Extracted entries =>
-- Begin --

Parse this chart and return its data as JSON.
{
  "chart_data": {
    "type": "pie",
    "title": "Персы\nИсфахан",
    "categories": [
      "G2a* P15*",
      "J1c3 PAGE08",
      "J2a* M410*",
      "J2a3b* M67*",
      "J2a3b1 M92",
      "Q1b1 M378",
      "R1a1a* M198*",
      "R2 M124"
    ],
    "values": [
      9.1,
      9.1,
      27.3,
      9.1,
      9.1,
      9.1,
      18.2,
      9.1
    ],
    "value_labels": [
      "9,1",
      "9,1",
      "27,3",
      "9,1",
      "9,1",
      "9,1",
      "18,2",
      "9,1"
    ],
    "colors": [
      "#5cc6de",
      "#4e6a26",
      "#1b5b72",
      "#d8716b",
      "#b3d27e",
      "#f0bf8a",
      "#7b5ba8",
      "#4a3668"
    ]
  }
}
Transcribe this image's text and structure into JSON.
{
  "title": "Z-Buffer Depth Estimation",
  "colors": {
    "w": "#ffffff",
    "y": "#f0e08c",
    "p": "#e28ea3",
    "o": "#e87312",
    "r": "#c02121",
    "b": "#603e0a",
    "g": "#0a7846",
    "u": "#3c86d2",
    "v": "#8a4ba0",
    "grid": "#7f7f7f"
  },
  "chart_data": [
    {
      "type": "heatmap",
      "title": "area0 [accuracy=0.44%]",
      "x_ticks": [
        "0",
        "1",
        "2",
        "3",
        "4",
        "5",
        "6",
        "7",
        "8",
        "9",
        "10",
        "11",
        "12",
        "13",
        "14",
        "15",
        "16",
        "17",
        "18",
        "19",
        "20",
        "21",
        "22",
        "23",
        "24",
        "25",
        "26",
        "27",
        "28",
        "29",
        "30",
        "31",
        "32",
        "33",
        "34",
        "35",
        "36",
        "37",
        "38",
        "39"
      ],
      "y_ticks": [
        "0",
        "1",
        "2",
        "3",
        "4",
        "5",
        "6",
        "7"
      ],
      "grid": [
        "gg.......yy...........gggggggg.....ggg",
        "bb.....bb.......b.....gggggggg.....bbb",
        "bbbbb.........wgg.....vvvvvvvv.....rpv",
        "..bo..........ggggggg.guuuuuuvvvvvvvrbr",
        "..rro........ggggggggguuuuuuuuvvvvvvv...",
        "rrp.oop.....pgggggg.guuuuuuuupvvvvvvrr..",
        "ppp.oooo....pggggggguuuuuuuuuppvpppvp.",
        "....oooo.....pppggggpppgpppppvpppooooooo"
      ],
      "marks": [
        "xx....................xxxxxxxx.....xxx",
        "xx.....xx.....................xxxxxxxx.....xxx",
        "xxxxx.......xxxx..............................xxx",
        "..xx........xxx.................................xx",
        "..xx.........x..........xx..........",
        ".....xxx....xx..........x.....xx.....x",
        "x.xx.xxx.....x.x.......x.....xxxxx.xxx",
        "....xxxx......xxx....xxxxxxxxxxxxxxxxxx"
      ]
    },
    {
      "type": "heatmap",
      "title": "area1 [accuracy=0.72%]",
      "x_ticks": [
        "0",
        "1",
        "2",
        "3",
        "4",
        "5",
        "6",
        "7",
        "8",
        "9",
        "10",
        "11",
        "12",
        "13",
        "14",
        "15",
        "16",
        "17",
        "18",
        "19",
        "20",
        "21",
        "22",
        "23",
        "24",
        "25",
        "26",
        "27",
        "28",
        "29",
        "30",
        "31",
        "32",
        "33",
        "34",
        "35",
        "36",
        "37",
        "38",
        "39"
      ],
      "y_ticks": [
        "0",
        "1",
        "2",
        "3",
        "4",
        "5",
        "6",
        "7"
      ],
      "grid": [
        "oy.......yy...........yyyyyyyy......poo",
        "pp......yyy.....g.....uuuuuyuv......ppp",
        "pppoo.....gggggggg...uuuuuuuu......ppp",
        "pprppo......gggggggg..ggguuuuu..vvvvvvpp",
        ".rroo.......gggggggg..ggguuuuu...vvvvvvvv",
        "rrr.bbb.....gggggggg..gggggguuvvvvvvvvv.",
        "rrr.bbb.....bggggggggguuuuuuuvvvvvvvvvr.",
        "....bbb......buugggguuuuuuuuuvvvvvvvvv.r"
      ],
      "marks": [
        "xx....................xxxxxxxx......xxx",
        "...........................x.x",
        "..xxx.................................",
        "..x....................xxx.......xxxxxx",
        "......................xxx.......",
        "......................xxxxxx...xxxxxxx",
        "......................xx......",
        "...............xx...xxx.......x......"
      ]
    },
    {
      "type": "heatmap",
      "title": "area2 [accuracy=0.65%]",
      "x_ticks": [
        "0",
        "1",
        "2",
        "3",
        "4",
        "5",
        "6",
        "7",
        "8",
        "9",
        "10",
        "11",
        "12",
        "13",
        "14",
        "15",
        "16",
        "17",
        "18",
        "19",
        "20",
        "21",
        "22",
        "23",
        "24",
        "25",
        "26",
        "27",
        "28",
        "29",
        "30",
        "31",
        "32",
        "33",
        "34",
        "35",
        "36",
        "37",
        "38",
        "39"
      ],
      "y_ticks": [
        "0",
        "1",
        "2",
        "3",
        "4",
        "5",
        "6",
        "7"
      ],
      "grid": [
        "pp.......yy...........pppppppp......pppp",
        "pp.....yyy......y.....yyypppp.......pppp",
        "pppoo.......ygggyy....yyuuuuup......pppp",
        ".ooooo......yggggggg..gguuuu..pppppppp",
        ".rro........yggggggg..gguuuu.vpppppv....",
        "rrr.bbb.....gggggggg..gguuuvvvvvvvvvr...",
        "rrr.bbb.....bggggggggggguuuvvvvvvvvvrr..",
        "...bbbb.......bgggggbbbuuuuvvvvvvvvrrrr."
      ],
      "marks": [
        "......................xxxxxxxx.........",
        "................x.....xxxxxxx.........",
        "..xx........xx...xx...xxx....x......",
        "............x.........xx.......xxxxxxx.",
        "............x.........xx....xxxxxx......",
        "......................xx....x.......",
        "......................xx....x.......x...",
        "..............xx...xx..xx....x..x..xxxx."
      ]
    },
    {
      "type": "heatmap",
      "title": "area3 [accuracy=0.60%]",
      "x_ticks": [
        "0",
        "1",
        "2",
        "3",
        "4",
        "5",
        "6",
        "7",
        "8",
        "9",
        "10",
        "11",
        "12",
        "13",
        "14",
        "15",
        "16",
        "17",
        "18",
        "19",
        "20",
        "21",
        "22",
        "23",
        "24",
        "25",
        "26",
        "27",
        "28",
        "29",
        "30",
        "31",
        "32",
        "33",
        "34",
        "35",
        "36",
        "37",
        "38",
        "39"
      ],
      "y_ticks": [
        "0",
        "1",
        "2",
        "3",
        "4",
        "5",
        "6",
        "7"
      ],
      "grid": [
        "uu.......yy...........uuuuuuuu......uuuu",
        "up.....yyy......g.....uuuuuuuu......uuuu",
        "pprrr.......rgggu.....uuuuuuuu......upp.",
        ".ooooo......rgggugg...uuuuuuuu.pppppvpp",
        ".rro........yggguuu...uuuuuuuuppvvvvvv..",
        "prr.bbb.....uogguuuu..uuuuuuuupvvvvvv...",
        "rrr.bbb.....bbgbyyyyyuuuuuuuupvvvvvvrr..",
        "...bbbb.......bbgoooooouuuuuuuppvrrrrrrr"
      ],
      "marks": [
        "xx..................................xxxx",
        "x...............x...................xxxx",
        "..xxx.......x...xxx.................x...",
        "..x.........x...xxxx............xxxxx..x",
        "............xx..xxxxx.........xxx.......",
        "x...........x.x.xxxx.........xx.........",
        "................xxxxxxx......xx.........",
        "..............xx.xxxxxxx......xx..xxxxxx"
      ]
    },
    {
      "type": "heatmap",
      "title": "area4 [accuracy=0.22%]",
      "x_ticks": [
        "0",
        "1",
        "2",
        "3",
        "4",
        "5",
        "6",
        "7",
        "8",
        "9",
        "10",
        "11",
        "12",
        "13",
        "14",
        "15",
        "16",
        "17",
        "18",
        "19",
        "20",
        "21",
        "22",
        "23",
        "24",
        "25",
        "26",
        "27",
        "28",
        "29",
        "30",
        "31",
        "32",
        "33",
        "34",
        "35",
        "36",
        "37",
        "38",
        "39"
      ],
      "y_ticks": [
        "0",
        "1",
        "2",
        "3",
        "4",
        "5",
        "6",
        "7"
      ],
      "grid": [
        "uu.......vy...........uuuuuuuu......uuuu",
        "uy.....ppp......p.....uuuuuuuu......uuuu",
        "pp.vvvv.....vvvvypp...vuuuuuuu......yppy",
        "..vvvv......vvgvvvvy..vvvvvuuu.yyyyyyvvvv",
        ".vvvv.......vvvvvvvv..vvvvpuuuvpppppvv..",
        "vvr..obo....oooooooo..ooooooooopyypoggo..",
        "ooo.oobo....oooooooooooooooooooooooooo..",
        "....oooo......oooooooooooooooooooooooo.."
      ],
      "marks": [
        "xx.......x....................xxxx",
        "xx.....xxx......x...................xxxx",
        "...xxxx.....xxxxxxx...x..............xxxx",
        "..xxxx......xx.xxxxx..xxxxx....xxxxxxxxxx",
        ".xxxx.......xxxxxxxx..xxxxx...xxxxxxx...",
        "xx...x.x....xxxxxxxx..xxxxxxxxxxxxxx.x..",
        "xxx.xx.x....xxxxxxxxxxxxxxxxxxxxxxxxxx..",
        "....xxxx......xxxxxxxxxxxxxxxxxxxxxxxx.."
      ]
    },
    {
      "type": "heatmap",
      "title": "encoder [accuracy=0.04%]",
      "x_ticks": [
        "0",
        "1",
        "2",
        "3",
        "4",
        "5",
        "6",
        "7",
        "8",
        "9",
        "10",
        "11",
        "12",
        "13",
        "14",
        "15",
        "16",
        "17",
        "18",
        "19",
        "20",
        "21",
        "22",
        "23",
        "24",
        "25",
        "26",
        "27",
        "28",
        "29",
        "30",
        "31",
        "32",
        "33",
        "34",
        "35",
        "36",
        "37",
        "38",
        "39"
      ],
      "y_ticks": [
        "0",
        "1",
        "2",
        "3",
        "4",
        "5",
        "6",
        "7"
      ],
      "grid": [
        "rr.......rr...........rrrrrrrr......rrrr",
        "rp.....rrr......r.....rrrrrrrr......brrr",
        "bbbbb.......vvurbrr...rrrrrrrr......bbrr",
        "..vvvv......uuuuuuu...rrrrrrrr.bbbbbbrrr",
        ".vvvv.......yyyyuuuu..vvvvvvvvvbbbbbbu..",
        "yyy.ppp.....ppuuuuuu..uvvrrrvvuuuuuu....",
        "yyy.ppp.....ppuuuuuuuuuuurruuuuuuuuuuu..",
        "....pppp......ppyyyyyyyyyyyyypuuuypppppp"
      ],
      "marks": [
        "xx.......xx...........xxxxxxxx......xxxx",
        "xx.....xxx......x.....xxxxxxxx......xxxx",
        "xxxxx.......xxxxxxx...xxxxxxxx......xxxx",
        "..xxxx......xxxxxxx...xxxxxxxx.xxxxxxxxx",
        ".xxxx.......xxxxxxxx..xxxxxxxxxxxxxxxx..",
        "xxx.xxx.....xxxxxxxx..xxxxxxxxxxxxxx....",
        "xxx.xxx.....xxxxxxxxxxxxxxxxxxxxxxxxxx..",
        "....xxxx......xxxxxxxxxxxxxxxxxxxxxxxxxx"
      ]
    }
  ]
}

-- End --

Directions =>
Within the entries above, report how many lines include "this", and keep the answer to the number.

The solution =>
2